+++ Dataset excerpts

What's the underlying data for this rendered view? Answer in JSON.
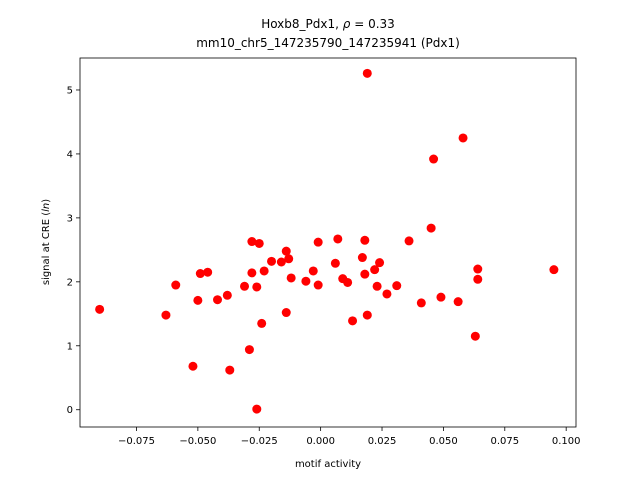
{
  "chart_data": {
    "type": "scatter",
    "title_line1": "Hoxb8_Pdx1, ρ = 0.33",
    "title_line2": "mm10_chr5_147235790_147235941 (Pdx1)",
    "xlabel": "motif activity",
    "ylabel": "signal at CRE (ln)",
    "xlim": [
      -0.098,
      0.104
    ],
    "ylim": [
      -0.27,
      5.5
    ],
    "xticks": [
      -0.075,
      -0.05,
      -0.025,
      0.0,
      0.025,
      0.05,
      0.075,
      0.1
    ],
    "xtick_labels": [
      "−0.075",
      "−0.050",
      "−0.025",
      "0.000",
      "0.025",
      "0.050",
      "0.075",
      "0.100"
    ],
    "yticks": [
      0,
      1,
      2,
      3,
      4,
      5
    ],
    "ytick_labels": [
      "0",
      "1",
      "2",
      "3",
      "4",
      "5"
    ],
    "grid": false,
    "marker_color": "#ff0000",
    "points": [
      {
        "x": -0.09,
        "y": 1.57
      },
      {
        "x": -0.063,
        "y": 1.48
      },
      {
        "x": -0.059,
        "y": 1.95
      },
      {
        "x": -0.052,
        "y": 0.68
      },
      {
        "x": -0.05,
        "y": 1.71
      },
      {
        "x": -0.049,
        "y": 2.13
      },
      {
        "x": -0.046,
        "y": 2.15
      },
      {
        "x": -0.042,
        "y": 1.72
      },
      {
        "x": -0.038,
        "y": 1.79
      },
      {
        "x": -0.037,
        "y": 0.62
      },
      {
        "x": -0.031,
        "y": 1.93
      },
      {
        "x": -0.029,
        "y": 0.94
      },
      {
        "x": -0.028,
        "y": 2.63
      },
      {
        "x": -0.028,
        "y": 2.14
      },
      {
        "x": -0.026,
        "y": 1.92
      },
      {
        "x": -0.026,
        "y": 0.01
      },
      {
        "x": -0.025,
        "y": 2.6
      },
      {
        "x": -0.024,
        "y": 1.35
      },
      {
        "x": -0.023,
        "y": 2.17
      },
      {
        "x": -0.02,
        "y": 2.32
      },
      {
        "x": -0.016,
        "y": 2.31
      },
      {
        "x": -0.014,
        "y": 2.48
      },
      {
        "x": -0.014,
        "y": 1.52
      },
      {
        "x": -0.013,
        "y": 2.36
      },
      {
        "x": -0.012,
        "y": 2.06
      },
      {
        "x": -0.006,
        "y": 2.01
      },
      {
        "x": -0.003,
        "y": 2.17
      },
      {
        "x": -0.001,
        "y": 2.62
      },
      {
        "x": -0.001,
        "y": 1.95
      },
      {
        "x": 0.006,
        "y": 2.29
      },
      {
        "x": 0.007,
        "y": 2.67
      },
      {
        "x": 0.009,
        "y": 2.05
      },
      {
        "x": 0.011,
        "y": 1.99
      },
      {
        "x": 0.013,
        "y": 1.39
      },
      {
        "x": 0.017,
        "y": 2.38
      },
      {
        "x": 0.018,
        "y": 2.12
      },
      {
        "x": 0.018,
        "y": 2.65
      },
      {
        "x": 0.019,
        "y": 1.48
      },
      {
        "x": 0.019,
        "y": 5.26
      },
      {
        "x": 0.022,
        "y": 2.19
      },
      {
        "x": 0.023,
        "y": 1.93
      },
      {
        "x": 0.024,
        "y": 2.3
      },
      {
        "x": 0.027,
        "y": 1.81
      },
      {
        "x": 0.031,
        "y": 1.94
      },
      {
        "x": 0.036,
        "y": 2.64
      },
      {
        "x": 0.041,
        "y": 1.67
      },
      {
        "x": 0.045,
        "y": 2.84
      },
      {
        "x": 0.046,
        "y": 3.92
      },
      {
        "x": 0.049,
        "y": 1.76
      },
      {
        "x": 0.056,
        "y": 1.69
      },
      {
        "x": 0.058,
        "y": 4.25
      },
      {
        "x": 0.063,
        "y": 1.15
      },
      {
        "x": 0.064,
        "y": 2.04
      },
      {
        "x": 0.064,
        "y": 2.2
      },
      {
        "x": 0.095,
        "y": 2.19
      }
    ]
  }
}
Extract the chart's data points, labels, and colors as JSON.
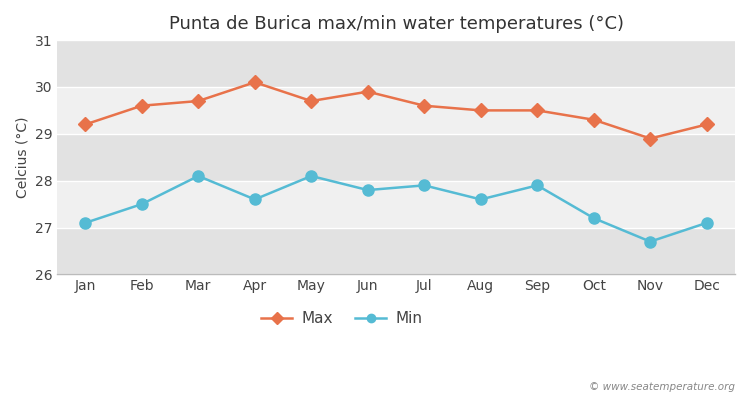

++++++

# [Prompt]
Extract the full listing exactly, with the pictures left out.

# [Final answer]
What's the underlying data for this rendered view? Answer in JSON.
{
  "chart_data": {
    "type": "scatter",
    "title_line1": "Hoxb8_Pdx1, ρ = 0.33",
    "title_line2": "mm10_chr5_147235790_147235941 (Pdx1)",
    "xlabel": "motif activity",
    "ylabel": "signal at CRE (ln)",
    "xlim": [
      -0.098,
      0.104
    ],
    "ylim": [
      -0.27,
      5.5
    ],
    "xticks": [
      -0.075,
      -0.05,
      -0.025,
      0.0,
      0.025,
      0.05,
      0.075,
      0.1
    ],
    "xtick_labels": [
      "−0.075",
      "−0.050",
      "−0.025",
      "0.000",
      "0.025",
      "0.050",
      "0.075",
      "0.100"
    ],
    "yticks": [
      0,
      1,
      2,
      3,
      4,
      5
    ],
    "ytick_labels": [
      "0",
      "1",
      "2",
      "3",
      "4",
      "5"
    ],
    "grid": false,
    "marker_color": "#ff0000",
    "points": [
      {
        "x": -0.09,
        "y": 1.57
      },
      {
        "x": -0.063,
        "y": 1.48
      },
      {
        "x": -0.059,
        "y": 1.95
      },
      {
        "x": -0.052,
        "y": 0.68
      },
      {
        "x": -0.05,
        "y": 1.71
      },
      {
        "x": -0.049,
        "y": 2.13
      },
      {
        "x": -0.046,
        "y": 2.15
      },
      {
        "x": -0.042,
        "y": 1.72
      },
      {
        "x": -0.038,
        "y": 1.79
      },
      {
        "x": -0.037,
        "y": 0.62
      },
      {
        "x": -0.031,
        "y": 1.93
      },
      {
        "x": -0.029,
        "y": 0.94
      },
      {
        "x": -0.028,
        "y": 2.63
      },
      {
        "x": -0.028,
        "y": 2.14
      },
      {
        "x": -0.026,
        "y": 1.92
      },
      {
        "x": -0.026,
        "y": 0.01
      },
      {
        "x": -0.025,
        "y": 2.6
      },
      {
        "x": -0.024,
        "y": 1.35
      },
      {
        "x": -0.023,
        "y": 2.17
      },
      {
        "x": -0.02,
        "y": 2.32
      },
      {
        "x": -0.016,
        "y": 2.31
      },
      {
        "x": -0.014,
        "y": 2.48
      },
      {
        "x": -0.014,
        "y": 1.52
      },
      {
        "x": -0.013,
        "y": 2.36
      },
      {
        "x": -0.012,
        "y": 2.06
      },
      {
        "x": -0.006,
        "y": 2.01
      },
      {
        "x": -0.003,
        "y": 2.17
      },
      {
        "x": -0.001,
        "y": 2.62
      },
      {
        "x": -0.001,
        "y": 1.95
      },
      {
        "x": 0.006,
        "y": 2.29
      },
      {
        "x": 0.007,
        "y": 2.67
      },
      {
        "x": 0.009,
        "y": 2.05
      },
      {
        "x": 0.011,
        "y": 1.99
      },
      {
        "x": 0.013,
        "y": 1.39
      },
      {
        "x": 0.017,
        "y": 2.38
      },
      {
        "x": 0.018,
        "y": 2.12
      },
      {
        "x": 0.018,
        "y": 2.65
      },
      {
        "x": 0.019,
        "y": 1.48
      },
      {
        "x": 0.019,
        "y": 5.26
      },
      {
        "x": 0.022,
        "y": 2.19
      },
      {
        "x": 0.023,
        "y": 1.93
      },
      {
        "x": 0.024,
        "y": 2.3
      },
      {
        "x": 0.027,
        "y": 1.81
      },
      {
        "x": 0.031,
        "y": 1.94
      },
      {
        "x": 0.036,
        "y": 2.64
      },
      {
        "x": 0.041,
        "y": 1.67
      },
      {
        "x": 0.045,
        "y": 2.84
      },
      {
        "x": 0.046,
        "y": 3.92
      },
      {
        "x": 0.049,
        "y": 1.76
      },
      {
        "x": 0.056,
        "y": 1.69
      },
      {
        "x": 0.058,
        "y": 4.25
      },
      {
        "x": 0.063,
        "y": 1.15
      },
      {
        "x": 0.064,
        "y": 2.04
      },
      {
        "x": 0.064,
        "y": 2.2
      },
      {
        "x": 0.095,
        "y": 2.19
      }
    ]
  }
}
Extract the chart's data points, labels, and colors as JSON.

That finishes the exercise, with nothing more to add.